◆ Your task ◆
Exactly repeat all the records below, omitting the images they hold.

• • • •

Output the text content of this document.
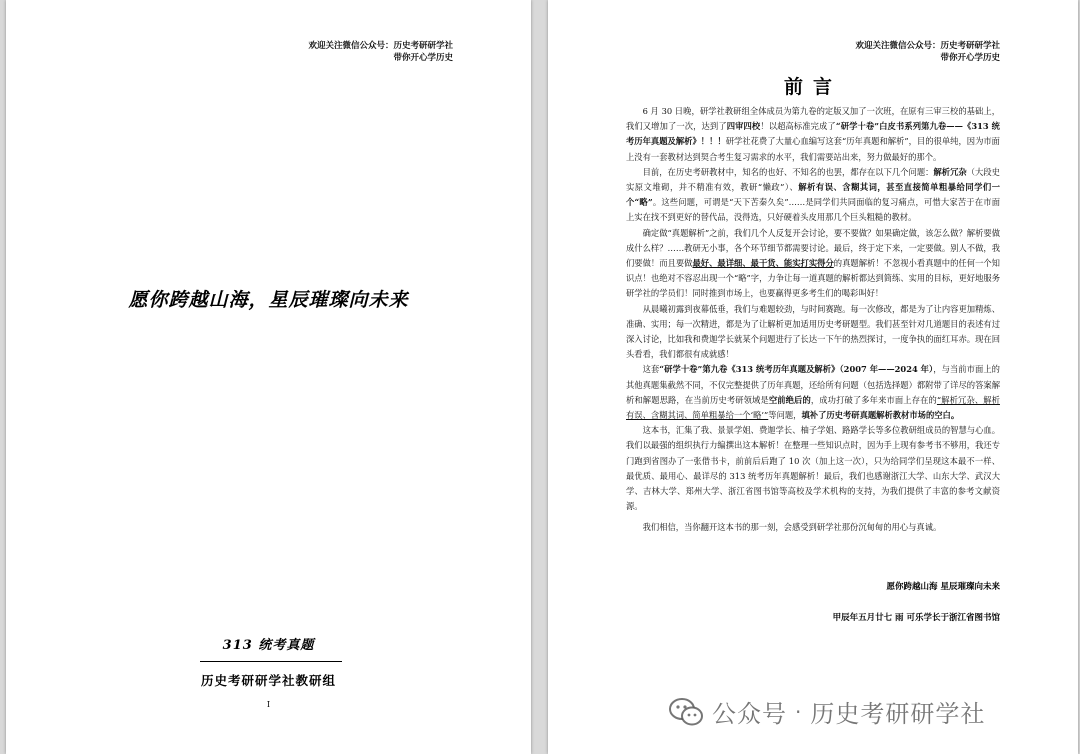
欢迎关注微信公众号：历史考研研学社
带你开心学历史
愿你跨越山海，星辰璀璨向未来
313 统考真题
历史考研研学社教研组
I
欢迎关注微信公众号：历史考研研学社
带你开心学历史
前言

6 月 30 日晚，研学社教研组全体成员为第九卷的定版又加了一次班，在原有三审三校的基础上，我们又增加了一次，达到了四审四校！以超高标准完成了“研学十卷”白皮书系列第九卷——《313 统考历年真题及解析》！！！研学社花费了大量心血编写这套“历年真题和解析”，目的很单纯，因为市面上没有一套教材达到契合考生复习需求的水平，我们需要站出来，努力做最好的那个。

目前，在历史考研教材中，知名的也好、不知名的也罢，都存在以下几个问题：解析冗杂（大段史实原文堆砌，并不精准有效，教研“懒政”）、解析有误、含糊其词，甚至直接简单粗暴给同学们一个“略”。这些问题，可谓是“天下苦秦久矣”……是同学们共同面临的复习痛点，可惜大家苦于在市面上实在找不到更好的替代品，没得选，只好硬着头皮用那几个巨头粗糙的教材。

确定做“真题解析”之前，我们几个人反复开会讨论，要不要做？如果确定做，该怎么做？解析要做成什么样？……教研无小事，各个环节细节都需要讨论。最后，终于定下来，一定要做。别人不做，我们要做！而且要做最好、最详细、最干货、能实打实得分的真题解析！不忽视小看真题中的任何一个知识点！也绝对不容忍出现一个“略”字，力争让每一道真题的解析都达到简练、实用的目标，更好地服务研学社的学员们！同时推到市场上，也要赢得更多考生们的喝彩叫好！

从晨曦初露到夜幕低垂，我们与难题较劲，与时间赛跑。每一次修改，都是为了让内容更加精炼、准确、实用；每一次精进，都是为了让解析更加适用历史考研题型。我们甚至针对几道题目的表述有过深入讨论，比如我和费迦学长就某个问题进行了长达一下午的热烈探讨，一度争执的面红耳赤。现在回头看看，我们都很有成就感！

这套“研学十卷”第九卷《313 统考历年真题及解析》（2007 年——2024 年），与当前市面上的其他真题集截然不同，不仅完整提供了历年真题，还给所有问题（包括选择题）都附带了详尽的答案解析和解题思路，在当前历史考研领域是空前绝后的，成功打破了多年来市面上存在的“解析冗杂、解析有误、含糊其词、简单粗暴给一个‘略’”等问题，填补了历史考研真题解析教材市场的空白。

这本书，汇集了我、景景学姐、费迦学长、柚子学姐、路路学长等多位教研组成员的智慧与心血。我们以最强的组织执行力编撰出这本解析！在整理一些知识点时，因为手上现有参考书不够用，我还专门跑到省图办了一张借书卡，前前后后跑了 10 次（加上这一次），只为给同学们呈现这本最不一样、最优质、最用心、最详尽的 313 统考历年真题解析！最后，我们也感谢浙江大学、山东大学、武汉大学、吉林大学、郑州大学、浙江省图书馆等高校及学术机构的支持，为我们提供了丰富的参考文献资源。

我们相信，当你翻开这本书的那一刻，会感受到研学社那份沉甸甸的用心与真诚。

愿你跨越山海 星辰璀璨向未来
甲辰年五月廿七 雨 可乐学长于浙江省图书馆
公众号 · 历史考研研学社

• • • •

◆ Exercise result ◆
Output the text content of this document.
欢迎关注微信公众号：历史考研研学社
带你开心学历史
愿你跨越山海，星辰璀璨向未来
313 统考真题
历史考研研学社教研组
I
欢迎关注微信公众号：历史考研研学社
带你开心学历史
前言

6 月 30 日晚，研学社教研组全体成员为第九卷的定版又加了一次班，在原有三审三校的基础上，我们又增加了一次，达到了四审四校！以超高标准完成了“研学十卷”白皮书系列第九卷——《313 统考历年真题及解析》！！！研学社花费了大量心血编写这套“历年真题和解析”，目的很单纯，因为市面上没有一套教材达到契合考生复习需求的水平，我们需要站出来，努力做最好的那个。

目前，在历史考研教材中，知名的也好、不知名的也罢，都存在以下几个问题：解析冗杂（大段史实原文堆砌，并不精准有效，教研“懒政”）、解析有误、含糊其词，甚至直接简单粗暴给同学们一个“略”。这些问题，可谓是“天下苦秦久矣”……是同学们共同面临的复习痛点，可惜大家苦于在市面上实在找不到更好的替代品，没得选，只好硬着头皮用那几个巨头粗糙的教材。

确定做“真题解析”之前，我们几个人反复开会讨论，要不要做？如果确定做，该怎么做？解析要做成什么样？……教研无小事，各个环节细节都需要讨论。最后，终于定下来，一定要做。别人不做，我们要做！而且要做最好、最详细、最干货、能实打实得分的真题解析！不忽视小看真题中的任何一个知识点！也绝对不容忍出现一个“略”字，力争让每一道真题的解析都达到简练、实用的目标，更好地服务研学社的学员们！同时推到市场上，也要赢得更多考生们的喝彩叫好！

从晨曦初露到夜幕低垂，我们与难题较劲，与时间赛跑。每一次修改，都是为了让内容更加精炼、准确、实用；每一次精进，都是为了让解析更加适用历史考研题型。我们甚至针对几道题目的表述有过深入讨论，比如我和费迦学长就某个问题进行了长达一下午的热烈探讨，一度争执的面红耳赤。现在回头看看，我们都很有成就感！

这套“研学十卷”第九卷《313 统考历年真题及解析》（2007 年——2024 年），与当前市面上的其他真题集截然不同，不仅完整提供了历年真题，还给所有问题（包括选择题）都附带了详尽的答案解析和解题思路，在当前历史考研领域是空前绝后的，成功打破了多年来市面上存在的“解析冗杂、解析有误、含糊其词、简单粗暴给一个‘略’”等问题，填补了历史考研真题解析教材市场的空白。

这本书，汇集了我、景景学姐、费迦学长、柚子学姐、路路学长等多位教研组成员的智慧与心血。我们以最强的组织执行力编撰出这本解析！在整理一些知识点时，因为手上现有参考书不够用，我还专门跑到省图办了一张借书卡，前前后后跑了 10 次（加上这一次），只为给同学们呈现这本最不一样、最优质、最用心、最详尽的 313 统考历年真题解析！最后，我们也感谢浙江大学、山东大学、武汉大学、吉林大学、郑州大学、浙江省图书馆等高校及学术机构的支持，为我们提供了丰富的参考文献资源。

我们相信，当你翻开这本书的那一刻，会感受到研学社那份沉甸甸的用心与真诚。

愿你跨越山海 星辰璀璨向未来
甲辰年五月廿七 雨 可乐学长于浙江省图书馆
公众号 · 历史考研研学社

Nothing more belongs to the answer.